» Goal: Copy every line of the data that contains the string "survey".

» Excerpted data:
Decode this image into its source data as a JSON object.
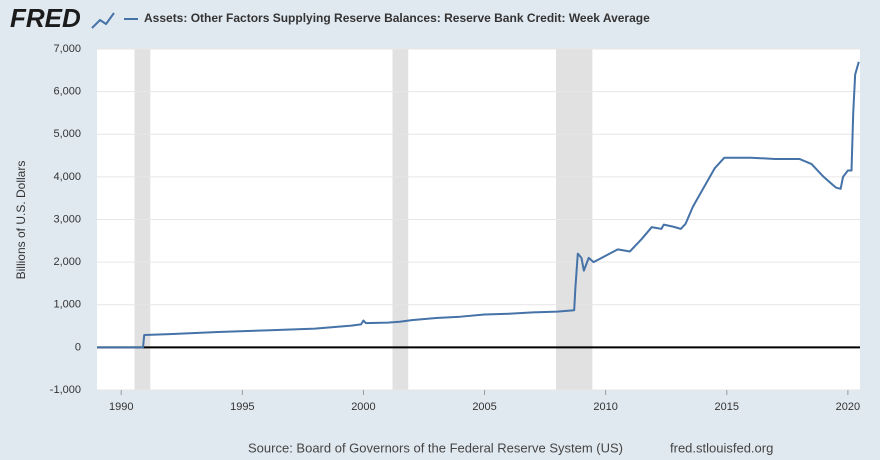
{
  "logo": "FRED",
  "chart_data": {
    "type": "line",
    "ylabel": "Billions of U.S. Dollars",
    "source": "Source: Board of Governors of the Federal Reserve System (US)",
    "url": "fred.stlouisfed.org",
    "xlim": [
      1989.0,
      2020.5
    ],
    "xticks": [
      1990,
      1995,
      2000,
      2005,
      2010,
      2015,
      2020
    ],
    "ylim": [
      -1000,
      7000
    ],
    "yticks": [
      {
        "value": -1000,
        "label": "-1,000"
      },
      0,
      {
        "value": 1000,
        "label": "1,000"
      },
      {
        "value": 2000,
        "label": "2,000"
      },
      {
        "value": 3000,
        "label": "3,000"
      },
      {
        "value": 4000,
        "label": "4,000"
      },
      {
        "value": 5000,
        "label": "5,000"
      },
      {
        "value": 6000,
        "label": "6,000"
      },
      {
        "value": 7000,
        "label": "7,000"
      }
    ],
    "grid": true,
    "recessions": [
      [
        1990.55,
        1991.2
      ],
      [
        2001.2,
        2001.85
      ],
      [
        2007.95,
        2009.45
      ]
    ],
    "recession_color": "#e1e1e1",
    "series": [
      {
        "name": "Assets: Other Factors Supplying Reserve Balances: Reserve Bank Credit: Week Average",
        "color": "#4572a7",
        "x": [
          1989.0,
          1990.9,
          1990.95,
          1992,
          1994,
          1996,
          1998,
          1999.5,
          1999.9,
          2000.0,
          2000.1,
          2001,
          2001.5,
          2002,
          2003,
          2004,
          2005,
          2006,
          2007,
          2008,
          2008.7,
          2008.75,
          2008.85,
          2009,
          2009.1,
          2009.3,
          2009.5,
          2010,
          2010.5,
          2011,
          2011.5,
          2011.9,
          2012.3,
          2012.4,
          2012.8,
          2013.1,
          2013.3,
          2013.6,
          2014,
          2014.5,
          2014.9,
          2015.5,
          2016,
          2017,
          2018,
          2018.5,
          2019,
          2019.5,
          2019.7,
          2019.8,
          2020.0,
          2020.15,
          2020.22,
          2020.3,
          2020.45
        ],
        "values": [
          0,
          0,
          290,
          310,
          360,
          400,
          440,
          510,
          540,
          630,
          570,
          580,
          600,
          640,
          690,
          720,
          770,
          790,
          820,
          840,
          870,
          1400,
          2200,
          2100,
          1800,
          2100,
          2000,
          2150,
          2300,
          2250,
          2550,
          2820,
          2780,
          2880,
          2830,
          2780,
          2900,
          3300,
          3700,
          4200,
          4450,
          4450,
          4450,
          4420,
          4420,
          4300,
          4000,
          3750,
          3720,
          4000,
          4150,
          4150,
          5500,
          6400,
          6700
        ]
      }
    ]
  }
}
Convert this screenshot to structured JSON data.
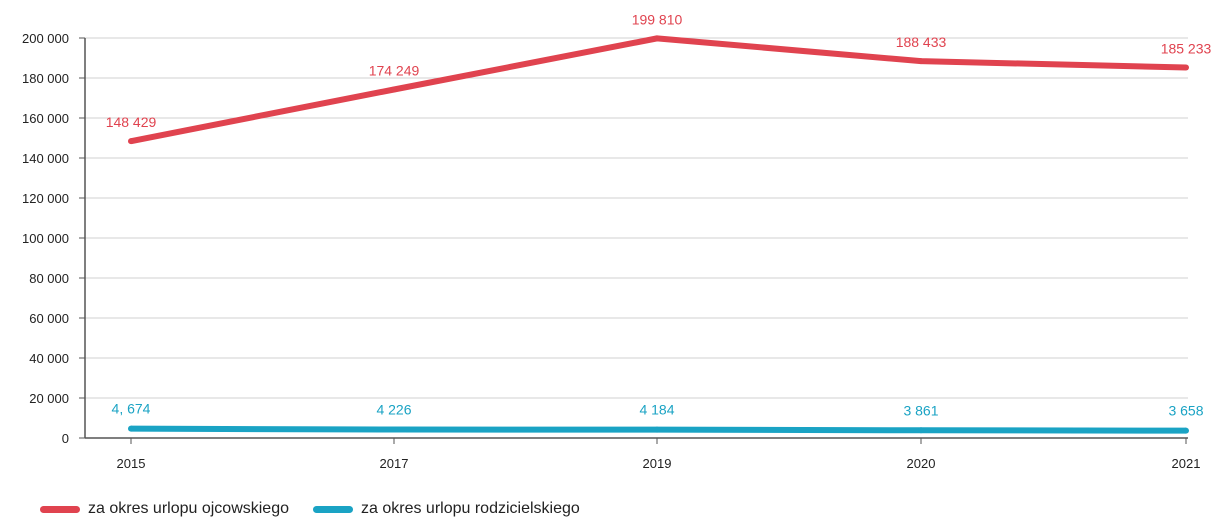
{
  "chart_data": {
    "type": "line",
    "categories": [
      "2015",
      "2017",
      "2019",
      "2020",
      "2021"
    ],
    "ylim": [
      0,
      200000
    ],
    "yticks": [
      0,
      20000,
      40000,
      60000,
      80000,
      100000,
      120000,
      140000,
      160000,
      180000,
      200000
    ],
    "ytick_labels": [
      "0",
      "20 000",
      "40 000",
      "60 000",
      "80 000",
      "100 000",
      "120 000",
      "140 000",
      "160 000",
      "180 000",
      "200 000"
    ],
    "grid": true,
    "legend_position": "bottom-left",
    "series": [
      {
        "name": "za okres urlopu ojcowskiego",
        "color": "#e0434f",
        "values": [
          148429,
          174249,
          199810,
          188433,
          185233
        ],
        "labels": [
          "148 429",
          "174 249",
          "199 810",
          "188 433",
          "185 233"
        ]
      },
      {
        "name": "za okres urlopu rodzicielskiego",
        "color": "#1aa3c4",
        "values": [
          4674,
          4226,
          4184,
          3861,
          3658
        ],
        "labels": [
          "4, 674",
          "4 226",
          "4 184",
          "3 861",
          "3 658"
        ]
      }
    ]
  }
}
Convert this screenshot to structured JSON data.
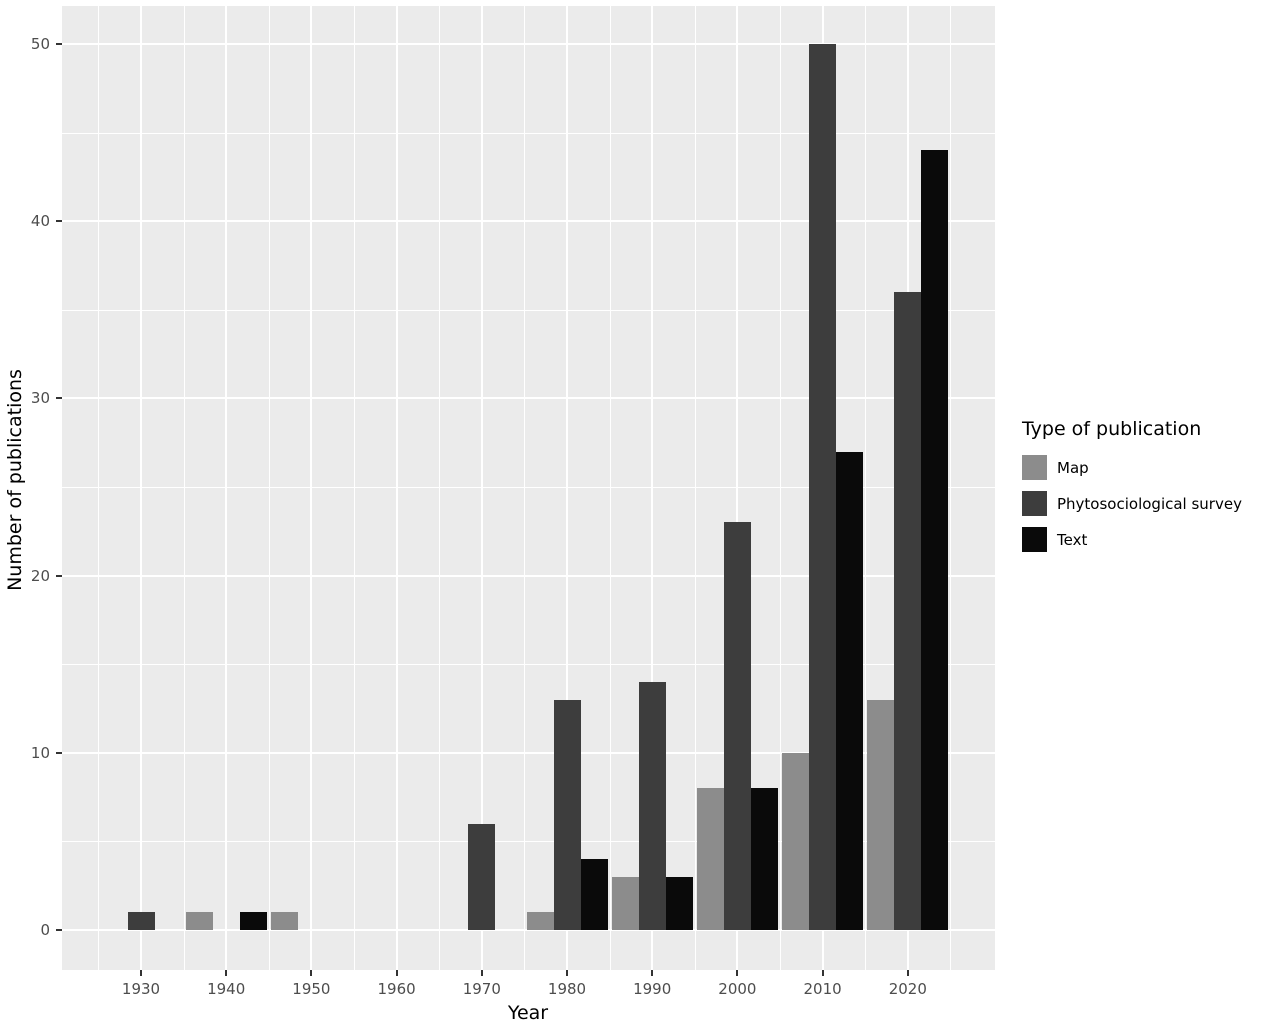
{
  "figure": {
    "background": "#FFFFFF",
    "panel_background": "#EBEBEB",
    "grid_color": "#FFFFFF",
    "tick_mark_color": "#333333",
    "axis_text_color": "#4D4D4D",
    "axis_title_color": "#000000"
  },
  "legend": {
    "title": "Type of publication",
    "items": [
      {
        "label": "Map",
        "color": "#8C8C8C"
      },
      {
        "label": "Phytosociological survey",
        "color": "#3D3D3D"
      },
      {
        "label": "Text",
        "color": "#0A0A0A"
      }
    ]
  },
  "chart_data": {
    "type": "bar",
    "title": "",
    "xlabel": "Year",
    "ylabel": "Number of publications",
    "categories": [
      1930,
      1940,
      1950,
      1960,
      1970,
      1980,
      1990,
      2000,
      2010,
      2020
    ],
    "series": [
      {
        "name": "Map",
        "color": "#8C8C8C",
        "values": [
          0,
          1,
          1,
          0,
          0,
          1,
          3,
          8,
          10,
          13
        ]
      },
      {
        "name": "Phytosociological survey",
        "color": "#3D3D3D",
        "values": [
          1,
          0,
          0,
          0,
          6,
          13,
          14,
          23,
          50,
          36
        ]
      },
      {
        "name": "Text",
        "color": "#0A0A0A",
        "values": [
          0,
          1,
          0,
          0,
          0,
          4,
          3,
          8,
          27,
          44
        ]
      }
    ],
    "ylim": [
      0,
      50
    ],
    "yticks": [
      0,
      10,
      20,
      30,
      40,
      50
    ],
    "grid": true,
    "bar_mode": "grouped",
    "legend_position": "right"
  }
}
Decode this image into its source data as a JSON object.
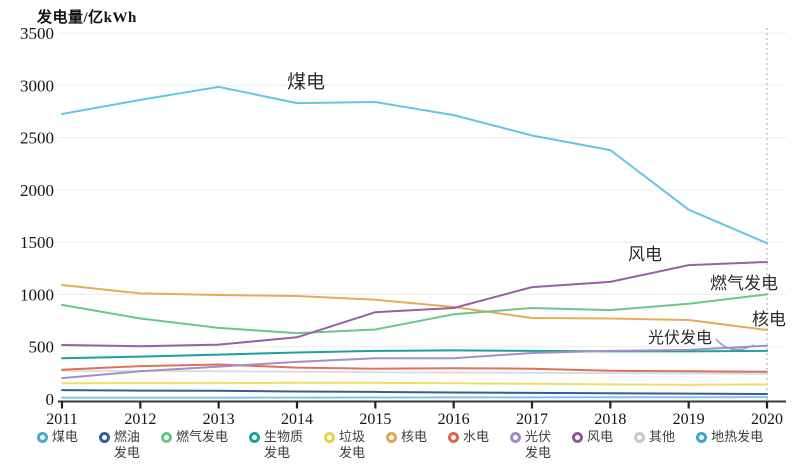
{
  "chart_data": {
    "type": "line",
    "title": "发电量/亿kWh",
    "x": [
      2011,
      2012,
      2013,
      2014,
      2015,
      2016,
      2017,
      2018,
      2019,
      2020
    ],
    "ylim": [
      0,
      3500
    ],
    "ytick_step": 500,
    "yticks": [
      0,
      500,
      1000,
      1500,
      2000,
      2500,
      3000,
      3500
    ],
    "grid": true,
    "legend_position": "bottom",
    "reference_line_x": 2020,
    "series": [
      {
        "name": "煤电",
        "legend_lines": [
          "煤电"
        ],
        "color": "#66c5e0",
        "dot": "#4aa9c5",
        "values": [
          2725,
          2860,
          2985,
          2830,
          2840,
          2715,
          2520,
          2380,
          1810,
          1490
        ]
      },
      {
        "name": "燃油发电",
        "legend_lines": [
          "燃油",
          "发电"
        ],
        "color": "#315f9b",
        "dot": "#315f9b",
        "values": [
          85,
          80,
          78,
          72,
          68,
          62,
          58,
          55,
          52,
          48
        ]
      },
      {
        "name": "燃气发电",
        "legend_lines": [
          "燃气发电"
        ],
        "color": "#68c88c",
        "dot": "#68c88c",
        "values": [
          900,
          770,
          680,
          630,
          665,
          810,
          870,
          850,
          910,
          1000
        ]
      },
      {
        "name": "生物质发电",
        "legend_lines": [
          "生物质",
          "发电"
        ],
        "color": "#1ba39a",
        "dot": "#1ba39a",
        "values": [
          390,
          405,
          425,
          445,
          460,
          465,
          460,
          455,
          455,
          460
        ]
      },
      {
        "name": "垃圾发电",
        "legend_lines": [
          "垃圾",
          "发电"
        ],
        "color": "#ecdf67",
        "dot": "#e3d44f",
        "values": [
          150,
          152,
          152,
          155,
          155,
          150,
          145,
          140,
          135,
          140
        ]
      },
      {
        "name": "核电",
        "legend_lines": [
          "核电"
        ],
        "color": "#e6ab55",
        "dot": "#e0a84f",
        "values": [
          1090,
          1010,
          995,
          985,
          950,
          880,
          775,
          770,
          755,
          660
        ]
      },
      {
        "name": "水电",
        "legend_lines": [
          "水电"
        ],
        "color": "#df705b",
        "dot": "#d9654e",
        "values": [
          280,
          315,
          330,
          300,
          290,
          295,
          290,
          270,
          265,
          260
        ]
      },
      {
        "name": "光伏发电",
        "legend_lines": [
          "光伏",
          "发电"
        ],
        "color": "#a18fca",
        "dot": "#a08cc8",
        "values": [
          200,
          265,
          310,
          355,
          390,
          390,
          440,
          460,
          470,
          510
        ]
      },
      {
        "name": "风电",
        "legend_lines": [
          "风电"
        ],
        "color": "#995fa6",
        "dot": "#8f56a0",
        "values": [
          516,
          505,
          520,
          590,
          830,
          870,
          1070,
          1120,
          1280,
          1310
        ]
      },
      {
        "name": "其他",
        "legend_lines": [
          "其他"
        ],
        "color": "#d4d4d4",
        "dot": "#c9c9c9",
        "values": [
          270,
          268,
          265,
          260,
          255,
          252,
          250,
          248,
          245,
          242
        ]
      },
      {
        "name": "地热发电",
        "legend_lines": [
          "地热发电"
        ],
        "color": "#85c3e6",
        "dot": "#3ea3d4",
        "values": [
          12,
          12,
          12,
          13,
          14,
          15,
          15,
          16,
          16,
          18
        ]
      }
    ],
    "annotations": [
      {
        "text": "煤电",
        "x": 287,
        "y": 88,
        "size": 19
      },
      {
        "text": "风电",
        "x": 628,
        "y": 260,
        "size": 17
      },
      {
        "text": "燃气发电",
        "x": 710,
        "y": 289,
        "size": 17
      },
      {
        "text": "核电",
        "x": 752,
        "y": 325,
        "size": 17
      },
      {
        "text": "光伏发电",
        "x": 648,
        "y": 343,
        "size": 16
      }
    ]
  }
}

» Exercise result:
        "label": "Phytosociological survey",
        "name": "Phytosociological survey",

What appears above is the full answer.